_Exercise objective_:
Every line of the material is to be repeated exactly as it stands.

_The input_:
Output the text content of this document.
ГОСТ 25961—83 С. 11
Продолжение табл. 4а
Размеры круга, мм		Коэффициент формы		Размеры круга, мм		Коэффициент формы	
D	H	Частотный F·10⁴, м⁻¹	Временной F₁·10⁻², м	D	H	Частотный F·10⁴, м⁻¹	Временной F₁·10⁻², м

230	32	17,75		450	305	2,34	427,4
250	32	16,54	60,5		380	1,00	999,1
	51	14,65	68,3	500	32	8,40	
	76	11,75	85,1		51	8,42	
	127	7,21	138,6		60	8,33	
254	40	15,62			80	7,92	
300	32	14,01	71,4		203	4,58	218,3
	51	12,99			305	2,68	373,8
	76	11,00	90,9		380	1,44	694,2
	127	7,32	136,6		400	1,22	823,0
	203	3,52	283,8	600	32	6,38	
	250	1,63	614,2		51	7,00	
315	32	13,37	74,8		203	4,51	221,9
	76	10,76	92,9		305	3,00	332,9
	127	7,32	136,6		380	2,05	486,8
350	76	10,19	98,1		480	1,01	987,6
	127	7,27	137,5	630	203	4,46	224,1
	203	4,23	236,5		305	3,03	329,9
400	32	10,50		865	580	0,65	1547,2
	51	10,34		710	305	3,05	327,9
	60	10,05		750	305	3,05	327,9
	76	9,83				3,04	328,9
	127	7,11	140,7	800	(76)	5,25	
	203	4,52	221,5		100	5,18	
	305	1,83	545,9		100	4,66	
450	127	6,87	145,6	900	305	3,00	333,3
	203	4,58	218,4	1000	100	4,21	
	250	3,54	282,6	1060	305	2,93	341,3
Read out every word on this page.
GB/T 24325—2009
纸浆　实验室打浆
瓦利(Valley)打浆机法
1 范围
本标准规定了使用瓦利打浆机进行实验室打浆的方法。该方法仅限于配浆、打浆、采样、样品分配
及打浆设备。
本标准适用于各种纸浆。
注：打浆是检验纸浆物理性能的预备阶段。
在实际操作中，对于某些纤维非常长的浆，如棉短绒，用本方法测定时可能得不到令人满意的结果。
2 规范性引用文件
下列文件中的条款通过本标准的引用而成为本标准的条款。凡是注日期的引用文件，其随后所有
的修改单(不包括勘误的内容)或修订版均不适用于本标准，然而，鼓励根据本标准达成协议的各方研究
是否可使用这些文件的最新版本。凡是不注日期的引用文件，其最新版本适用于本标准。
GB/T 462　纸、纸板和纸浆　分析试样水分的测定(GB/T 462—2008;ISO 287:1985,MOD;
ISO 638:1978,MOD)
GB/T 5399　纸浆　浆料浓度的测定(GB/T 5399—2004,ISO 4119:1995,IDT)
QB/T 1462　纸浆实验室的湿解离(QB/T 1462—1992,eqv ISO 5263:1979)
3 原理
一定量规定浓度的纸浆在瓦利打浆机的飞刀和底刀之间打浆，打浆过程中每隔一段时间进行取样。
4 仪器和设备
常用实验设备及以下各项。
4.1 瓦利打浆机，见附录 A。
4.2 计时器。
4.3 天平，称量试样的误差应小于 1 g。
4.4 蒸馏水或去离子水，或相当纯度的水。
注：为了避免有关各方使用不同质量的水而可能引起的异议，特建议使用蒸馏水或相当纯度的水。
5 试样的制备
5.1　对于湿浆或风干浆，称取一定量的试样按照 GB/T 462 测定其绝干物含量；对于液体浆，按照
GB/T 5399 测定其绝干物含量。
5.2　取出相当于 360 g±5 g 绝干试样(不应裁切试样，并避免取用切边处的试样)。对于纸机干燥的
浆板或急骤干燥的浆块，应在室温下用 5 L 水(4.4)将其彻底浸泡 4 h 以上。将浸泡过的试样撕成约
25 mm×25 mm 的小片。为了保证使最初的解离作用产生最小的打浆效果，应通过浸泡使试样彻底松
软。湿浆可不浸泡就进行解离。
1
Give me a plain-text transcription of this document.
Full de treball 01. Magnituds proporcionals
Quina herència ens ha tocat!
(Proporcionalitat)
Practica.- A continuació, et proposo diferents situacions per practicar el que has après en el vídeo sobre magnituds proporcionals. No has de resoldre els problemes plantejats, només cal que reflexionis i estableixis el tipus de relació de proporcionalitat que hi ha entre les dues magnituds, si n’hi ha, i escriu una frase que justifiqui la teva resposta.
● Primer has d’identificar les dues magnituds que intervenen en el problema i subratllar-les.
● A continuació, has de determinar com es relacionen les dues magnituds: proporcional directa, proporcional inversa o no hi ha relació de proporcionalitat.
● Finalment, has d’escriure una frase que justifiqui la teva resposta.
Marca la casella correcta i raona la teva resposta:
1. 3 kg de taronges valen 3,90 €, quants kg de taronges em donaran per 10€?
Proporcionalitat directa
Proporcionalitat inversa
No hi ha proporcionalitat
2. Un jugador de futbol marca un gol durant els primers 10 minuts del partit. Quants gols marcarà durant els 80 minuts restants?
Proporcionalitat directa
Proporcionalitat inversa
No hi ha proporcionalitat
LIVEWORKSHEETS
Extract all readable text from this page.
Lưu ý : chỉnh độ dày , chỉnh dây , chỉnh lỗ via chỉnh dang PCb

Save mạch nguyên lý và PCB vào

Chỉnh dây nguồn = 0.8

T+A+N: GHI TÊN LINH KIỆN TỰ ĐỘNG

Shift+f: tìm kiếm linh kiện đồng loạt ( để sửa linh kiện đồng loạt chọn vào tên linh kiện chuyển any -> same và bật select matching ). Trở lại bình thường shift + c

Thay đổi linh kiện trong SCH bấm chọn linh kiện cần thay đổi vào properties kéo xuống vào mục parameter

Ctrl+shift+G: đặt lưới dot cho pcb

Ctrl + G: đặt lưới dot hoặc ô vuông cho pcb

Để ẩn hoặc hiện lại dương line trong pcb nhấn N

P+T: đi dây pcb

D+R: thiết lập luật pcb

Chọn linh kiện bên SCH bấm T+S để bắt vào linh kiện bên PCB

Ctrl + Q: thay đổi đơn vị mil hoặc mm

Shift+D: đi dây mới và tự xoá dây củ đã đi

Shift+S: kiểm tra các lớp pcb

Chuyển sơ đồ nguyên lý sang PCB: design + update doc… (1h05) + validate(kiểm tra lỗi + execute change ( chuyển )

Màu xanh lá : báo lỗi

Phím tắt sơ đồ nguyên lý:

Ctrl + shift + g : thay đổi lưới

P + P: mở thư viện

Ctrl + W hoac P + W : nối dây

_Complete response_:
Output the text content of this document.
ГОСТ 25961—83 С. 11
Продолжение табл. 4а
Размеры круга, мм		Коэффициент формы		Размеры круга, мм		Коэффициент формы	
D	H	Частотный F·10⁴, м⁻¹	Временной F₁·10⁻², м	D	H	Частотный F·10⁴, м⁻¹	Временной F₁·10⁻², м

230	32	17,75		450	305	2,34	427,4
250	32	16,54	60,5		380	1,00	999,1
	51	14,65	68,3	500	32	8,40	
	76	11,75	85,1		51	8,42	
	127	7,21	138,6		60	8,33	
254	40	15,62			80	7,92	
300	32	14,01	71,4		203	4,58	218,3
	51	12,99			305	2,68	373,8
	76	11,00	90,9		380	1,44	694,2
	127	7,32	136,6		400	1,22	823,0
	203	3,52	283,8	600	32	6,38	
	250	1,63	614,2		51	7,00	
315	32	13,37	74,8		203	4,51	221,9
	76	10,76	92,9		305	3,00	332,9
	127	7,32	136,6		380	2,05	486,8
350	76	10,19	98,1		480	1,01	987,6
	127	7,27	137,5	630	203	4,46	224,1
	203	4,23	236,5		305	3,03	329,9
400	32	10,50		865	580	0,65	1547,2
	51	10,34		710	305	3,05	327,9
	60	10,05		750	305	3,05	327,9
	76	9,83				3,04	328,9
	127	7,11	140,7	800	(76)	5,25	
	203	4,52	221,5		100	5,18	
	305	1,83	545,9		100	4,66	
450	127	6,87	145,6	900	305	3,00	333,3
	203	4,58	218,4	1000	100	4,21	
	250	3,54	282,6	1060	305	2,93	341,3
Read out every word on this page.
GB/T 24325—2009
纸浆　实验室打浆
瓦利(Valley)打浆机法
1 范围
本标准规定了使用瓦利打浆机进行实验室打浆的方法。该方法仅限于配浆、打浆、采样、样品分配
及打浆设备。
本标准适用于各种纸浆。
注：打浆是检验纸浆物理性能的预备阶段。
在实际操作中，对于某些纤维非常长的浆，如棉短绒，用本方法测定时可能得不到令人满意的结果。
2 规范性引用文件
下列文件中的条款通过本标准的引用而成为本标准的条款。凡是注日期的引用文件，其随后所有
的修改单(不包括勘误的内容)或修订版均不适用于本标准，然而，鼓励根据本标准达成协议的各方研究
是否可使用这些文件的最新版本。凡是不注日期的引用文件，其最新版本适用于本标准。
GB/T 462　纸、纸板和纸浆　分析试样水分的测定(GB/T 462—2008;ISO 287:1985,MOD;
ISO 638:1978,MOD)
GB/T 5399　纸浆　浆料浓度的测定(GB/T 5399—2004,ISO 4119:1995,IDT)
QB/T 1462　纸浆实验室的湿解离(QB/T 1462—1992,eqv ISO 5263:1979)
3 原理
一定量规定浓度的纸浆在瓦利打浆机的飞刀和底刀之间打浆，打浆过程中每隔一段时间进行取样。
4 仪器和设备
常用实验设备及以下各项。
4.1 瓦利打浆机，见附录 A。
4.2 计时器。
4.3 天平，称量试样的误差应小于 1 g。
4.4 蒸馏水或去离子水，或相当纯度的水。
注：为了避免有关各方使用不同质量的水而可能引起的异议，特建议使用蒸馏水或相当纯度的水。
5 试样的制备
5.1　对于湿浆或风干浆，称取一定量的试样按照 GB/T 462 测定其绝干物含量；对于液体浆，按照
GB/T 5399 测定其绝干物含量。
5.2　取出相当于 360 g±5 g 绝干试样(不应裁切试样，并避免取用切边处的试样)。对于纸机干燥的
浆板或急骤干燥的浆块，应在室温下用 5 L 水(4.4)将其彻底浸泡 4 h 以上。将浸泡过的试样撕成约
25 mm×25 mm 的小片。为了保证使最初的解离作用产生最小的打浆效果，应通过浸泡使试样彻底松
软。湿浆可不浸泡就进行解离。
1
Give me a plain-text transcription of this document.
Full de treball 01. Magnituds proporcionals
Quina herència ens ha tocat!
(Proporcionalitat)
Practica.- A continuació, et proposo diferents situacions per practicar el que has après en el vídeo sobre magnituds proporcionals. No has de resoldre els problemes plantejats, només cal que reflexionis i estableixis el tipus de relació de proporcionalitat que hi ha entre les dues magnituds, si n’hi ha, i escriu una frase que justifiqui la teva resposta.
● Primer has d’identificar les dues magnituds que intervenen en el problema i subratllar-les.
● A continuació, has de determinar com es relacionen les dues magnituds: proporcional directa, proporcional inversa o no hi ha relació de proporcionalitat.
● Finalment, has d’escriure una frase que justifiqui la teva resposta.
Marca la casella correcta i raona la teva resposta:
1. 3 kg de taronges valen 3,90 €, quants kg de taronges em donaran per 10€?
Proporcionalitat directa
Proporcionalitat inversa
No hi ha proporcionalitat
2. Un jugador de futbol marca un gol durant els primers 10 minuts del partit. Quants gols marcarà durant els 80 minuts restants?
Proporcionalitat directa
Proporcionalitat inversa
No hi ha proporcionalitat
LIVEWORKSHEETS
Extract all readable text from this page.
Lưu ý : chỉnh độ dày , chỉnh dây , chỉnh lỗ via chỉnh dang PCb

Save mạch nguyên lý và PCB vào

Chỉnh dây nguồn = 0.8

T+A+N: GHI TÊN LINH KIỆN TỰ ĐỘNG

Shift+f: tìm kiếm linh kiện đồng loạt ( để sửa linh kiện đồng loạt chọn vào tên linh kiện chuyển any -> same và bật select matching ). Trở lại bình thường shift + c

Thay đổi linh kiện trong SCH bấm chọn linh kiện cần thay đổi vào properties kéo xuống vào mục parameter

Ctrl+shift+G: đặt lưới dot cho pcb

Ctrl + G: đặt lưới dot hoặc ô vuông cho pcb

Để ẩn hoặc hiện lại dương line trong pcb nhấn N

P+T: đi dây pcb

D+R: thiết lập luật pcb

Chọn linh kiện bên SCH bấm T+S để bắt vào linh kiện bên PCB

Ctrl + Q: thay đổi đơn vị mil hoặc mm

Shift+D: đi dây mới và tự xoá dây củ đã đi

Shift+S: kiểm tra các lớp pcb

Chuyển sơ đồ nguyên lý sang PCB: design + update doc… (1h05) + validate(kiểm tra lỗi + execute change ( chuyển )

Màu xanh lá : báo lỗi

Phím tắt sơ đồ nguyên lý:

Ctrl + shift + g : thay đổi lưới

P + P: mở thư viện

Ctrl + W hoac P + W : nối dây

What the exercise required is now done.